▶ _Directive_
Your task is to copy every record exactly.

-- BEGIN --

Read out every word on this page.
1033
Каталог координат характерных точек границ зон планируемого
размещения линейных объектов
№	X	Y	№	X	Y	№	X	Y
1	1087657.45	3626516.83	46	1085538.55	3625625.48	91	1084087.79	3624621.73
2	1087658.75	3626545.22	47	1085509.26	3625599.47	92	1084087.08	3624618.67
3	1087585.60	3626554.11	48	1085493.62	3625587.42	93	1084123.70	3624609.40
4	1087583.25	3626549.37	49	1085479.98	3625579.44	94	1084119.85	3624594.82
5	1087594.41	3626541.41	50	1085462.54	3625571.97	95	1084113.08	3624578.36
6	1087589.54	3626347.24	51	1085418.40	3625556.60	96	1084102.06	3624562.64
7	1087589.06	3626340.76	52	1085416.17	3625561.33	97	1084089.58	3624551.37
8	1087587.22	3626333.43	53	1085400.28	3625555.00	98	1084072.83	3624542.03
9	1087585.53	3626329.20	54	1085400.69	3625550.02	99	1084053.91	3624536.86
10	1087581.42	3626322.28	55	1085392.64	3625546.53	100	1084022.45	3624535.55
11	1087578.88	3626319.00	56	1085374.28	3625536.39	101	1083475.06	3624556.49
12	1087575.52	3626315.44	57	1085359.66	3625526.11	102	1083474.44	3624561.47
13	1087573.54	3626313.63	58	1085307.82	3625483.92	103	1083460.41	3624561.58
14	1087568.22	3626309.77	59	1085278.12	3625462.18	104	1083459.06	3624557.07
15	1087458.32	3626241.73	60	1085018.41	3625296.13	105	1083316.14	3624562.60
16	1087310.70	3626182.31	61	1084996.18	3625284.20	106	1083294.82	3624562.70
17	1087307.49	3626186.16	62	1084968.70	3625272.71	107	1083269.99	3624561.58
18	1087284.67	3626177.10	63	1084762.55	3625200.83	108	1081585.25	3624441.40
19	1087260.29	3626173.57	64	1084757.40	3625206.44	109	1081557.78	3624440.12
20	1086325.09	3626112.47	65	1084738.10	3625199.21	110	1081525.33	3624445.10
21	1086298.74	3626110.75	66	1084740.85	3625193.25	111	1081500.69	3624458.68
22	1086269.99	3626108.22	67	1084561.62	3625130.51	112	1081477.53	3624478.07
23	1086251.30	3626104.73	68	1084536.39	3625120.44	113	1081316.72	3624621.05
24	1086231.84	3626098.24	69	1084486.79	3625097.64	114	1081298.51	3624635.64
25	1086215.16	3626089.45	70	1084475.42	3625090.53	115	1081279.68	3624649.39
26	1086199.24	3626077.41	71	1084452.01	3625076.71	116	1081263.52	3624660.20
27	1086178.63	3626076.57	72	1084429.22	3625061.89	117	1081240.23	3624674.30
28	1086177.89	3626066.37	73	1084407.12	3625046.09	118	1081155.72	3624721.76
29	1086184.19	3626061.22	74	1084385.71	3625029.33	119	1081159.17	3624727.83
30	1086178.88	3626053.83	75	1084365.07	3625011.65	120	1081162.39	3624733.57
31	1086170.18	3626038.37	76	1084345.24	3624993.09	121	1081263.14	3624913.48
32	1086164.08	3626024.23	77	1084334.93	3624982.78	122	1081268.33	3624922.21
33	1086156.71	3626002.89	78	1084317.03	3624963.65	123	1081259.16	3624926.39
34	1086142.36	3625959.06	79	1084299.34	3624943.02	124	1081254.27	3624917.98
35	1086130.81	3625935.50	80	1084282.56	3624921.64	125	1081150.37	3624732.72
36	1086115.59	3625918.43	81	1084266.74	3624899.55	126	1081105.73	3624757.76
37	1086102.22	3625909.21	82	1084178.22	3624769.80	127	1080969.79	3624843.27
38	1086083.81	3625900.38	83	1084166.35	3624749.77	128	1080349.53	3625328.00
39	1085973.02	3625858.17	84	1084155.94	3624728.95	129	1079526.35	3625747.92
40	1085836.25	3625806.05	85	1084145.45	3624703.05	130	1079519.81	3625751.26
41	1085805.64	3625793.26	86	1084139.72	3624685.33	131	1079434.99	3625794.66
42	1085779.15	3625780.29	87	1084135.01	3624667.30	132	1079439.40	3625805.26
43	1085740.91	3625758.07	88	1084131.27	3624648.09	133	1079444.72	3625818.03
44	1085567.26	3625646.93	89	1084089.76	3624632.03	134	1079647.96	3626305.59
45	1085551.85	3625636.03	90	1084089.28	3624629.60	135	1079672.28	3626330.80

-- END --

▶ _Reply_
Read out every word on this page.
1033
Каталог координат характерных точек границ зон планируемого
размещения линейных объектов
№	X	Y	№	X	Y	№	X	Y
1	1087657.45	3626516.83	46	1085538.55	3625625.48	91	1084087.79	3624621.73
2	1087658.75	3626545.22	47	1085509.26	3625599.47	92	1084087.08	3624618.67
3	1087585.60	3626554.11	48	1085493.62	3625587.42	93	1084123.70	3624609.40
4	1087583.25	3626549.37	49	1085479.98	3625579.44	94	1084119.85	3624594.82
5	1087594.41	3626541.41	50	1085462.54	3625571.97	95	1084113.08	3624578.36
6	1087589.54	3626347.24	51	1085418.40	3625556.60	96	1084102.06	3624562.64
7	1087589.06	3626340.76	52	1085416.17	3625561.33	97	1084089.58	3624551.37
8	1087587.22	3626333.43	53	1085400.28	3625555.00	98	1084072.83	3624542.03
9	1087585.53	3626329.20	54	1085400.69	3625550.02	99	1084053.91	3624536.86
10	1087581.42	3626322.28	55	1085392.64	3625546.53	100	1084022.45	3624535.55
11	1087578.88	3626319.00	56	1085374.28	3625536.39	101	1083475.06	3624556.49
12	1087575.52	3626315.44	57	1085359.66	3625526.11	102	1083474.44	3624561.47
13	1087573.54	3626313.63	58	1085307.82	3625483.92	103	1083460.41	3624561.58
14	1087568.22	3626309.77	59	1085278.12	3625462.18	104	1083459.06	3624557.07
15	1087458.32	3626241.73	60	1085018.41	3625296.13	105	1083316.14	3624562.60
16	1087310.70	3626182.31	61	1084996.18	3625284.20	106	1083294.82	3624562.70
17	1087307.49	3626186.16	62	1084968.70	3625272.71	107	1083269.99	3624561.58
18	1087284.67	3626177.10	63	1084762.55	3625200.83	108	1081585.25	3624441.40
19	1087260.29	3626173.57	64	1084757.40	3625206.44	109	1081557.78	3624440.12
20	1086325.09	3626112.47	65	1084738.10	3625199.21	110	1081525.33	3624445.10
21	1086298.74	3626110.75	66	1084740.85	3625193.25	111	1081500.69	3624458.68
22	1086269.99	3626108.22	67	1084561.62	3625130.51	112	1081477.53	3624478.07
23	1086251.30	3626104.73	68	1084536.39	3625120.44	113	1081316.72	3624621.05
24	1086231.84	3626098.24	69	1084486.79	3625097.64	114	1081298.51	3624635.64
25	1086215.16	3626089.45	70	1084475.42	3625090.53	115	1081279.68	3624649.39
26	1086199.24	3626077.41	71	1084452.01	3625076.71	116	1081263.52	3624660.20
27	1086178.63	3626076.57	72	1084429.22	3625061.89	117	1081240.23	3624674.30
28	1086177.89	3626066.37	73	1084407.12	3625046.09	118	1081155.72	3624721.76
29	1086184.19	3626061.22	74	1084385.71	3625029.33	119	1081159.17	3624727.83
30	1086178.88	3626053.83	75	1084365.07	3625011.65	120	1081162.39	3624733.57
31	1086170.18	3626038.37	76	1084345.24	3624993.09	121	1081263.14	3624913.48
32	1086164.08	3626024.23	77	1084334.93	3624982.78	122	1081268.33	3624922.21
33	1086156.71	3626002.89	78	1084317.03	3624963.65	123	1081259.16	3624926.39
34	1086142.36	3625959.06	79	1084299.34	3624943.02	124	1081254.27	3624917.98
35	1086130.81	3625935.50	80	1084282.56	3624921.64	125	1081150.37	3624732.72
36	1086115.59	3625918.43	81	1084266.74	3624899.55	126	1081105.73	3624757.76
37	1086102.22	3625909.21	82	1084178.22	3624769.80	127	1080969.79	3624843.27
38	1086083.81	3625900.38	83	1084166.35	3624749.77	128	1080349.53	3625328.00
39	1085973.02	3625858.17	84	1084155.94	3624728.95	129	1079526.35	3625747.92
40	1085836.25	3625806.05	85	1084145.45	3624703.05	130	1079519.81	3625751.26
41	1085805.64	3625793.26	86	1084139.72	3624685.33	131	1079434.99	3625794.66
42	1085779.15	3625780.29	87	1084135.01	3624667.30	132	1079439.40	3625805.26
43	1085740.91	3625758.07	88	1084131.27	3624648.09	133	1079444.72	3625818.03
44	1085567.26	3625646.93	89	1084089.76	3624632.03	134	1079647.96	3626305.59
45	1085551.85	3625636.03	90	1084089.28	3624629.60	135	1079672.28	3626330.80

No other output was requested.